GIVEN REQUEST — Look through the data below. Collect every line where the word "riforme" occurs.

[start of DATA LINES]

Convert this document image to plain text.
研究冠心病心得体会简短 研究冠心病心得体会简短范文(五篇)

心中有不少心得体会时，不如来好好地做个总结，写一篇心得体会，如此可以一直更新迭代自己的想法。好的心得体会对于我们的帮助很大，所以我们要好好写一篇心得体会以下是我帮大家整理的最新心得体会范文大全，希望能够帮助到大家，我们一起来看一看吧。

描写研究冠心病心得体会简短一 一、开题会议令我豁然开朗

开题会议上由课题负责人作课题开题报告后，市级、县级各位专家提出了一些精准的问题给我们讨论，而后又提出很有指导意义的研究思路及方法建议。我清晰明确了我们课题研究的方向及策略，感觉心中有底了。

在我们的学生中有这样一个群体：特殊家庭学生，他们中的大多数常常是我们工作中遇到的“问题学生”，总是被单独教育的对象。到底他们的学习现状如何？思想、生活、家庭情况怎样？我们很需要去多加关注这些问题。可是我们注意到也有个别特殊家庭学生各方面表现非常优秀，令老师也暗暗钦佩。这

[end of DATA LINES]
[start of DATA LINES]

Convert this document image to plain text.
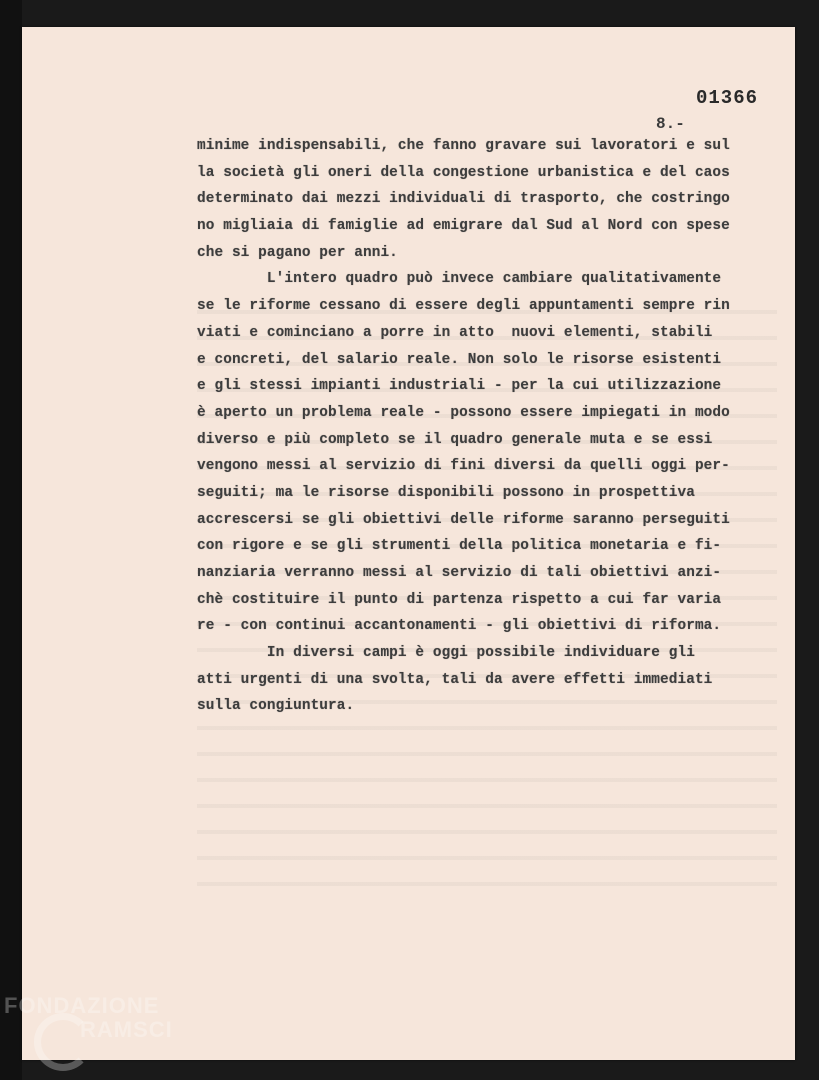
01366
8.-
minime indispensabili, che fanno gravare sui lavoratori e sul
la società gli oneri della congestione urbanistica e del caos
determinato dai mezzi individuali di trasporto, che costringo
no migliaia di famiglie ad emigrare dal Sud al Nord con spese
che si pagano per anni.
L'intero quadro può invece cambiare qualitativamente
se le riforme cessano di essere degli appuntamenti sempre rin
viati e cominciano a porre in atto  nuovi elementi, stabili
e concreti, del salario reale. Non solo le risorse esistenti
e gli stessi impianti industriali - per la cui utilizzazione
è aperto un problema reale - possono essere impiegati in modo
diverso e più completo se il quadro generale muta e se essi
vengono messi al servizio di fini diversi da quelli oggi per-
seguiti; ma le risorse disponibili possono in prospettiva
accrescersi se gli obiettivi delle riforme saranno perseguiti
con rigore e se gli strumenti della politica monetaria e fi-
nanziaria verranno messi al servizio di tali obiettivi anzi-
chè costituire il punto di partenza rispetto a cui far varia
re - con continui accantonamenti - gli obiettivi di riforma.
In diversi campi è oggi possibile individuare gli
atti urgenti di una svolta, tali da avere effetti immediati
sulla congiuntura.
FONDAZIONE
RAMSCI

[end of DATA LINES]

ANSWER TO THE PROBLEM —
se le riforme cessano di essere degli appuntamenti sempre rin
accrescersi se gli obiettivi delle riforme saranno perseguiti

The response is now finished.